- Task to complete: Report only how many lines of the entries below contain the string "выполнение".

- Information provided:
.....
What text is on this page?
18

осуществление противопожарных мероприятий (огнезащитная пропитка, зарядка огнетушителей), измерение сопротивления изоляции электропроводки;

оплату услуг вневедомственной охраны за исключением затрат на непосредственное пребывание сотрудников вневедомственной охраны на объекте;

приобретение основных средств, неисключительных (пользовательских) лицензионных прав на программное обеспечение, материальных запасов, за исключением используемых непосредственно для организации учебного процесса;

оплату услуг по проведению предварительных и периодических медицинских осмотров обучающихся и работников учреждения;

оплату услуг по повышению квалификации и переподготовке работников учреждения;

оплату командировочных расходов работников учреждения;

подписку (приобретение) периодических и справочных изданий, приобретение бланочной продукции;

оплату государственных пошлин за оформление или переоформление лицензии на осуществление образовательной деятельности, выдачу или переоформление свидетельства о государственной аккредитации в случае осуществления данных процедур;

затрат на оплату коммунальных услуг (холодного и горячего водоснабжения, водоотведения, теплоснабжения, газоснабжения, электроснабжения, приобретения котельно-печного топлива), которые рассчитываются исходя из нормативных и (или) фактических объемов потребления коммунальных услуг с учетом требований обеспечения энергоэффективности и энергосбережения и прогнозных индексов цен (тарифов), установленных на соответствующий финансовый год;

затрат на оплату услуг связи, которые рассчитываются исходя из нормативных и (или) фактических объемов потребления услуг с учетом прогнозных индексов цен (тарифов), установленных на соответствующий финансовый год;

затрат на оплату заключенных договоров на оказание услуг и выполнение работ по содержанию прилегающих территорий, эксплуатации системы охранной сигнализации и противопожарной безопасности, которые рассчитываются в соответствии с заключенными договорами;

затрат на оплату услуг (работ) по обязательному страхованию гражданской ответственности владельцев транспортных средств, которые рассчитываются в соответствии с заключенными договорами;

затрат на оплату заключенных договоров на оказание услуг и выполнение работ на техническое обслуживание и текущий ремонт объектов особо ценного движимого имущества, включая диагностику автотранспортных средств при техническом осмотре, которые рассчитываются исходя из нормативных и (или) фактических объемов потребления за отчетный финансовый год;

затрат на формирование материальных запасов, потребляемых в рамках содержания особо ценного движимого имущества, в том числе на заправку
.....
- Result of this exercise: 2